Print the range of lines that opens with the line containing "Read out every word on this page." and closes with the last line of the listing. Include both ends; print nothing more.

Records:
************
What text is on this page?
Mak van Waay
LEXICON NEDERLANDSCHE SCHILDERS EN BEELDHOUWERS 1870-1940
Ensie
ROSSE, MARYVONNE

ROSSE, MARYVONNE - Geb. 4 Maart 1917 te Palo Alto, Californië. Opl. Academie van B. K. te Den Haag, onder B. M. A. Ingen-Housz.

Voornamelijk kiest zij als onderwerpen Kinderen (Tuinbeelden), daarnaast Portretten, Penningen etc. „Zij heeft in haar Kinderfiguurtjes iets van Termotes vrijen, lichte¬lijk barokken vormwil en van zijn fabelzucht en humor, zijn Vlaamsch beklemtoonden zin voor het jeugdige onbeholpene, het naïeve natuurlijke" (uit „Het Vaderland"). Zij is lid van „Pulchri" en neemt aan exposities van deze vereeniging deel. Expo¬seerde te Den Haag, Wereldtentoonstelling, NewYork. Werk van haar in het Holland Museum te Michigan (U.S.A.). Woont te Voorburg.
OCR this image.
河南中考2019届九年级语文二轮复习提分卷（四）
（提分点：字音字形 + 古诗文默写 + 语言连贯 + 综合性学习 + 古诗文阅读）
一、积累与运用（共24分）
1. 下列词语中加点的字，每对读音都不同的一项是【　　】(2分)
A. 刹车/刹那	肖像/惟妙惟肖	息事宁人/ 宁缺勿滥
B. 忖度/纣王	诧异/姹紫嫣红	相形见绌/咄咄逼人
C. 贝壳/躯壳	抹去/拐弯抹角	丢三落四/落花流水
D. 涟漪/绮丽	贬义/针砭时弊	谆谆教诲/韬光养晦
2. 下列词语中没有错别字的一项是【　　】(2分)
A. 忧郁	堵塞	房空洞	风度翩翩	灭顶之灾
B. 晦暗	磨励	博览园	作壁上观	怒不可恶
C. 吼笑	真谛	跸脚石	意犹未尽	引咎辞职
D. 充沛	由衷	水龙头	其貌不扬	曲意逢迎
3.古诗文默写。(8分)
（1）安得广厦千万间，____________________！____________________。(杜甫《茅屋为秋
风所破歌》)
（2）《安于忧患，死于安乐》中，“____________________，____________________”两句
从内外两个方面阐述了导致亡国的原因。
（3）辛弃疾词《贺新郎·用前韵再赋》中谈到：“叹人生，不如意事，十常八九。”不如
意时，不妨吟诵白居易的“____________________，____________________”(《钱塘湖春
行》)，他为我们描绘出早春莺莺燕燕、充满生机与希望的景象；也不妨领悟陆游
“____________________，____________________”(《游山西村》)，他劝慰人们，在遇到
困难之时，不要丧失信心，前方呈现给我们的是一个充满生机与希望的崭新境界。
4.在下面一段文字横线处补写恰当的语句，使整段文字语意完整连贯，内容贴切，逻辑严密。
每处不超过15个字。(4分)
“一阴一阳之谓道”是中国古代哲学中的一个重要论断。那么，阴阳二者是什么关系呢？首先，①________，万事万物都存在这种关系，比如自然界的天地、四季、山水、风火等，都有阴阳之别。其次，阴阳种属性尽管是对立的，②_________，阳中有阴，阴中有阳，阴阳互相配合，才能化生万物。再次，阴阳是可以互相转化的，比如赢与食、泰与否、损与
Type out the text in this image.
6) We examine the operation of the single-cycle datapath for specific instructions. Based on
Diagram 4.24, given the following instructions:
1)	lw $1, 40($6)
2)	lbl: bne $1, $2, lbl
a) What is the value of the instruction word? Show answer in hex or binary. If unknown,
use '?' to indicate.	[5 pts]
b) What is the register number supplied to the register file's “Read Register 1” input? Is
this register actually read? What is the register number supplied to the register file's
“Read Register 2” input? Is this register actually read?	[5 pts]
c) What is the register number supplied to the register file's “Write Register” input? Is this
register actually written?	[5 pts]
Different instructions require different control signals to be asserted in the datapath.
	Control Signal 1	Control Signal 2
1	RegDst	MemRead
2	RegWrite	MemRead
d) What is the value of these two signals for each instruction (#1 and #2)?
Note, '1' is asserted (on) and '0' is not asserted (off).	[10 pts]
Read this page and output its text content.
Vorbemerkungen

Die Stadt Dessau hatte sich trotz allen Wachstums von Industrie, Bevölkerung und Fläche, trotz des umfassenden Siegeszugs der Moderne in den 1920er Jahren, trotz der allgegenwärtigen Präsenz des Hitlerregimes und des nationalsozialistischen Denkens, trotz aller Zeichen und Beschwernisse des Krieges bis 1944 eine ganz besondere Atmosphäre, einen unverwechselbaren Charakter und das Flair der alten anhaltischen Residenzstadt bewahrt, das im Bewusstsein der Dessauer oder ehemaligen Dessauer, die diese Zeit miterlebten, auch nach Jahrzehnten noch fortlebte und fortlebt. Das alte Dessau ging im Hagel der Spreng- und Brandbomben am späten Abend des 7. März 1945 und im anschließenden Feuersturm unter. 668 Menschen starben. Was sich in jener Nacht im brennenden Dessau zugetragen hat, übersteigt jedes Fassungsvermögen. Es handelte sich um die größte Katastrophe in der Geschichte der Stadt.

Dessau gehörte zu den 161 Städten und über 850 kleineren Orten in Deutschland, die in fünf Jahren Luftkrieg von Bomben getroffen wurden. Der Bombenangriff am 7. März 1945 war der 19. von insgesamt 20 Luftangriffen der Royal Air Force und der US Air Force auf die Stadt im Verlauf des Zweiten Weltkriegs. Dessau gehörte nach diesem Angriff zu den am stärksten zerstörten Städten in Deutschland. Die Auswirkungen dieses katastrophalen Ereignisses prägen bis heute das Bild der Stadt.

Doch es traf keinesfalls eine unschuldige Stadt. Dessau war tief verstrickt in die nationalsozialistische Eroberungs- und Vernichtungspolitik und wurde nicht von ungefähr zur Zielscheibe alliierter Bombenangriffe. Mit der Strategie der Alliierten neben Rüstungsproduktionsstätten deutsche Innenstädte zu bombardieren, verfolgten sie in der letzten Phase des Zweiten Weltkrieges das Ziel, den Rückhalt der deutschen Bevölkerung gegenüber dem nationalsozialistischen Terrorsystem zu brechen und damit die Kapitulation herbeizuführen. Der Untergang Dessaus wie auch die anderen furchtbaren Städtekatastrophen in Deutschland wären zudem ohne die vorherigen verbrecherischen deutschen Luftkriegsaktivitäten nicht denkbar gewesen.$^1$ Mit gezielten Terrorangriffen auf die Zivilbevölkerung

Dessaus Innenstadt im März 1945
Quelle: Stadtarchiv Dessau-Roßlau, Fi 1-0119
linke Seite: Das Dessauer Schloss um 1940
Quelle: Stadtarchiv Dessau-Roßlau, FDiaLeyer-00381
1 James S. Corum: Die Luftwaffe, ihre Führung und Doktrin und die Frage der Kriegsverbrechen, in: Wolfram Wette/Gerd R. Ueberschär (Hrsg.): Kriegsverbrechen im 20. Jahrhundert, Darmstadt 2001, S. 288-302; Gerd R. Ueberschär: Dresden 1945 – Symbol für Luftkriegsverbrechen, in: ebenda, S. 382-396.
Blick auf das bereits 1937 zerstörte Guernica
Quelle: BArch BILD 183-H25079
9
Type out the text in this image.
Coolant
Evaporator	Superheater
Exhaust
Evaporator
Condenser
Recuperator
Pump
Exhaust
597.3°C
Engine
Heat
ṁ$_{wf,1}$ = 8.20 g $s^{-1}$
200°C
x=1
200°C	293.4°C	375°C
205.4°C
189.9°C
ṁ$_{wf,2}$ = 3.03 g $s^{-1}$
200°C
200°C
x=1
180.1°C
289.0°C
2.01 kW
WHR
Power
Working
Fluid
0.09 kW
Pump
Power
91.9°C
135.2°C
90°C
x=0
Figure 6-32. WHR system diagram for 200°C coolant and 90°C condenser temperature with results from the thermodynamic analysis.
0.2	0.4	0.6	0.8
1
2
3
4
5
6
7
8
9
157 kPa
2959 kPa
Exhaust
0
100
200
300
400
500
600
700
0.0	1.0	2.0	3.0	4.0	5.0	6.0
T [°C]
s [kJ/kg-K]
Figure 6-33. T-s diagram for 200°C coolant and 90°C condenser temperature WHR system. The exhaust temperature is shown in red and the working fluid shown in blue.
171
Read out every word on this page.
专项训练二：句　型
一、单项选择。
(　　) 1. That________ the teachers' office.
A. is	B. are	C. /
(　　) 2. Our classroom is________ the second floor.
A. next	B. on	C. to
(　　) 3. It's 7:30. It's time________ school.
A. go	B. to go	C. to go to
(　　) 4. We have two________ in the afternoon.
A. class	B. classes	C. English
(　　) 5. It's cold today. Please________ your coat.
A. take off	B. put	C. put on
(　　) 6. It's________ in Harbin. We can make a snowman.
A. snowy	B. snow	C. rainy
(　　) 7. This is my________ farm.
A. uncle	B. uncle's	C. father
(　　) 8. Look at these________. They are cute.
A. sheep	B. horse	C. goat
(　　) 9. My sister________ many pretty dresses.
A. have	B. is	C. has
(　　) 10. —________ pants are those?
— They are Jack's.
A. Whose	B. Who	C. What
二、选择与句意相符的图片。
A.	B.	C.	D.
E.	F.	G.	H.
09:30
************
→ **WORKED SOLUTION**
Read out every word on this page.
专项训练二：句　型
一、单项选择。
(　　) 1. That________ the teachers' office.
A. is	B. are	C. /
(　　) 2. Our classroom is________ the second floor.
A. next	B. on	C. to
(　　) 3. It's 7:30. It's time________ school.
A. go	B. to go	C. to go to
(　　) 4. We have two________ in the afternoon.
A. class	B. classes	C. English
(　　) 5. It's cold today. Please________ your coat.
A. take off	B. put	C. put on
(　　) 6. It's________ in Harbin. We can make a snowman.
A. snowy	B. snow	C. rainy
(　　) 7. This is my________ farm.
A. uncle	B. uncle's	C. father
(　　) 8. Look at these________. They are cute.
A. sheep	B. horse	C. goat
(　　) 9. My sister________ many pretty dresses.
A. have	B. is	C. has
(　　) 10. —________ pants are those?
— They are Jack's.
A. Whose	B. Who	C. What
二、选择与句意相符的图片。
A.	B.	C.	D.
E.	F.	G.	H.
09:30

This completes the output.